- _What the task asks_
Copy, in full, each line of the material that holds the word "rudchadaporn".
-------- Listed entries --------
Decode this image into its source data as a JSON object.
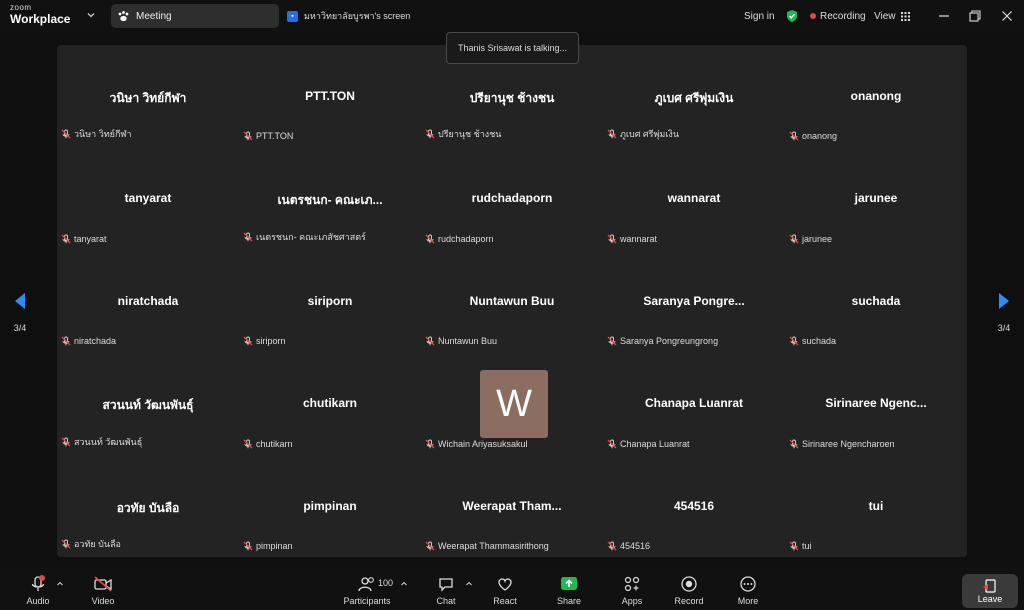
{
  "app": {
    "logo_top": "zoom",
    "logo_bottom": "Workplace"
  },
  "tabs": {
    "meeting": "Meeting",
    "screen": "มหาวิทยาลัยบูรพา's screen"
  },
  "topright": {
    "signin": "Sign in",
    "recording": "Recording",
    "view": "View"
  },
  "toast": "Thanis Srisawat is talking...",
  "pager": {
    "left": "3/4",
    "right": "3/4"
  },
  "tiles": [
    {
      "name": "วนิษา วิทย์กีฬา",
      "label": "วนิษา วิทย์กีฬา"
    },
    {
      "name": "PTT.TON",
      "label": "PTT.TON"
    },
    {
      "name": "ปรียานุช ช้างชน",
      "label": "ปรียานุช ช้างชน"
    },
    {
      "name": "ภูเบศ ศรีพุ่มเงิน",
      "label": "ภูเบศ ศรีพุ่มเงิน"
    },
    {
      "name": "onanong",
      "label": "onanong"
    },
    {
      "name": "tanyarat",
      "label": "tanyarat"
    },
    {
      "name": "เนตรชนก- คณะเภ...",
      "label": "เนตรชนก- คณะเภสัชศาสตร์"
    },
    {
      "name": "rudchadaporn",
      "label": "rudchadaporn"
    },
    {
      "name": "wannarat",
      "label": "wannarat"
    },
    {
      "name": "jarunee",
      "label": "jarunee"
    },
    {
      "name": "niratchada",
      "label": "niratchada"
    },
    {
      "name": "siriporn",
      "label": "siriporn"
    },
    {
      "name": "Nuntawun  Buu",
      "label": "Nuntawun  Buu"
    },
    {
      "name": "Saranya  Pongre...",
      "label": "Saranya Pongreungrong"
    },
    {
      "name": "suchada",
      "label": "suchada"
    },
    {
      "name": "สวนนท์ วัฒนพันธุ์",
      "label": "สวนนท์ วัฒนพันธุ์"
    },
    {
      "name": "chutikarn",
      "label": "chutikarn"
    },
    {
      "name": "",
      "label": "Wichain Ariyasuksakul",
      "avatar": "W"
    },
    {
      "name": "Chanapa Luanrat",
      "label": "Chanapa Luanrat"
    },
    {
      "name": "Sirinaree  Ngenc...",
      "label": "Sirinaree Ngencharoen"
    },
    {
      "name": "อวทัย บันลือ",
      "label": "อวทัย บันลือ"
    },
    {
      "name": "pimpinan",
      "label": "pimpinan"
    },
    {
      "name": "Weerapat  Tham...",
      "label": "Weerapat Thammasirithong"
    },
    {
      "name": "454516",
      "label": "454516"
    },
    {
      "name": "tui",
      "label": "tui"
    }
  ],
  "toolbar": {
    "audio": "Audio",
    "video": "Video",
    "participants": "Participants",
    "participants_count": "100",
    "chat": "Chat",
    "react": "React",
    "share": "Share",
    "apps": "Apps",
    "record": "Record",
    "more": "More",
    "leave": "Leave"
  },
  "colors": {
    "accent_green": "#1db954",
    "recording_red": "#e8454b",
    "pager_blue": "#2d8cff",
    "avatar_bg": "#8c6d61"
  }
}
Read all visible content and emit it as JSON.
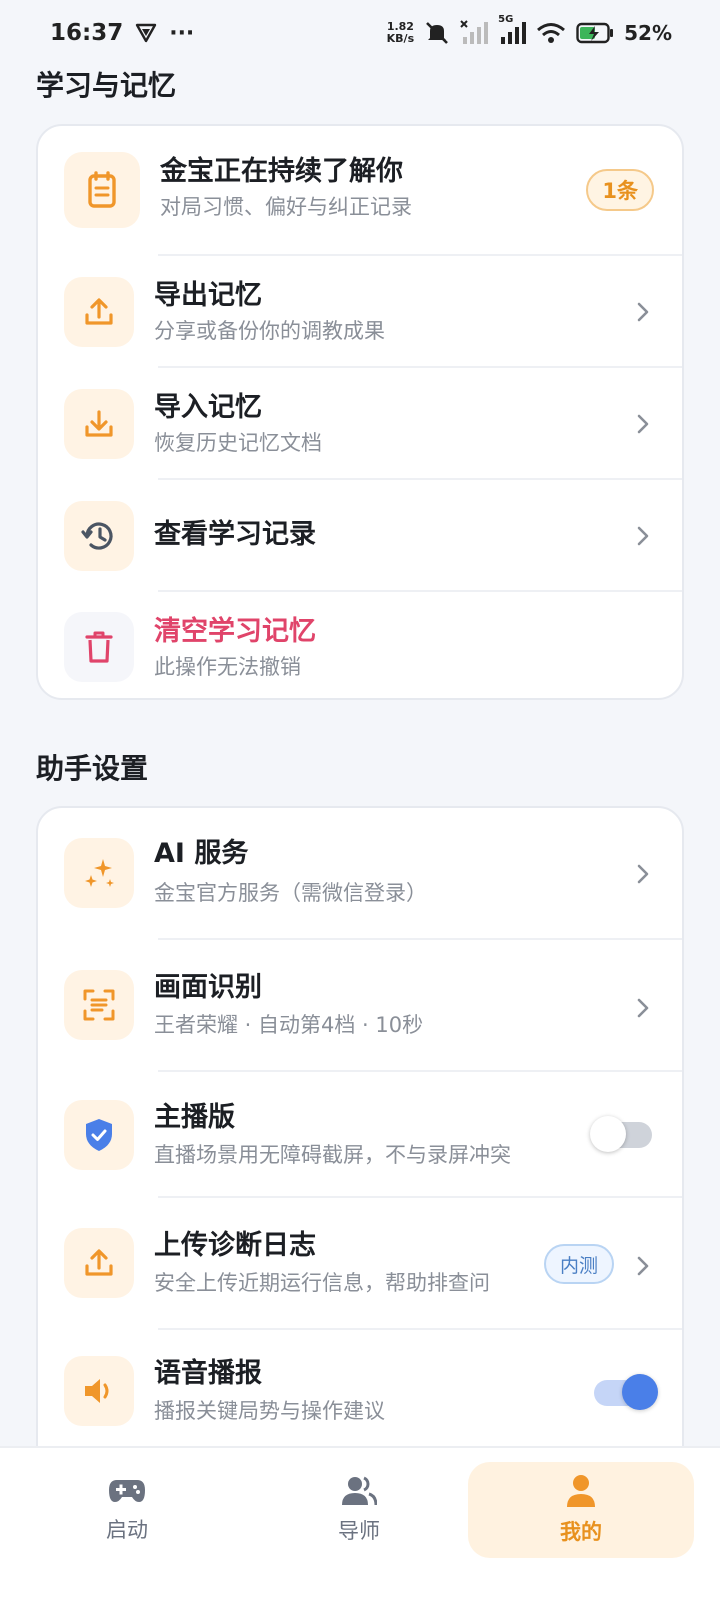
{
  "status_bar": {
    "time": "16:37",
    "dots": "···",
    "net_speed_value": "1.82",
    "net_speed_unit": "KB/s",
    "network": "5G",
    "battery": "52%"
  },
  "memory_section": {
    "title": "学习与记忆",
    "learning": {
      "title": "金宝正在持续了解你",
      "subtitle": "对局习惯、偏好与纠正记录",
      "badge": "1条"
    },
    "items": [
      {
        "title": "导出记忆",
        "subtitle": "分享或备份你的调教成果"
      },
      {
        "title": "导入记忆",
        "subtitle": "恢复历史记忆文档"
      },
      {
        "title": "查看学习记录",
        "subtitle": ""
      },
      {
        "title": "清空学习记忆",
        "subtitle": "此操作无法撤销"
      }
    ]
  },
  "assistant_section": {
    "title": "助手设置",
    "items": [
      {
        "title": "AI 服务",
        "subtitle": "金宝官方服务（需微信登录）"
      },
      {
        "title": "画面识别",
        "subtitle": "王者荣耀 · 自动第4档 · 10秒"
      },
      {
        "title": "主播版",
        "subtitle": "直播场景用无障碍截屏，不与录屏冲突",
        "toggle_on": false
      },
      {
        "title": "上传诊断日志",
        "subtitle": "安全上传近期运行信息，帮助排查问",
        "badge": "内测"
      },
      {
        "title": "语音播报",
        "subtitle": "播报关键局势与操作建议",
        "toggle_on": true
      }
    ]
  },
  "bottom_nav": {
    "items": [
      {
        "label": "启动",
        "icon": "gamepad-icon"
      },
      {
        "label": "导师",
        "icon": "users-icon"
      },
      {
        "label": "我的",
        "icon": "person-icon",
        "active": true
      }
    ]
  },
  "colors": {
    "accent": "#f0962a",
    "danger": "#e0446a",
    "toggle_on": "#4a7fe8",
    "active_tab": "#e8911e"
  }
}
--------
- _Result of this task_
      "name": "rudchadaporn",
      "label": "rudchadaporn"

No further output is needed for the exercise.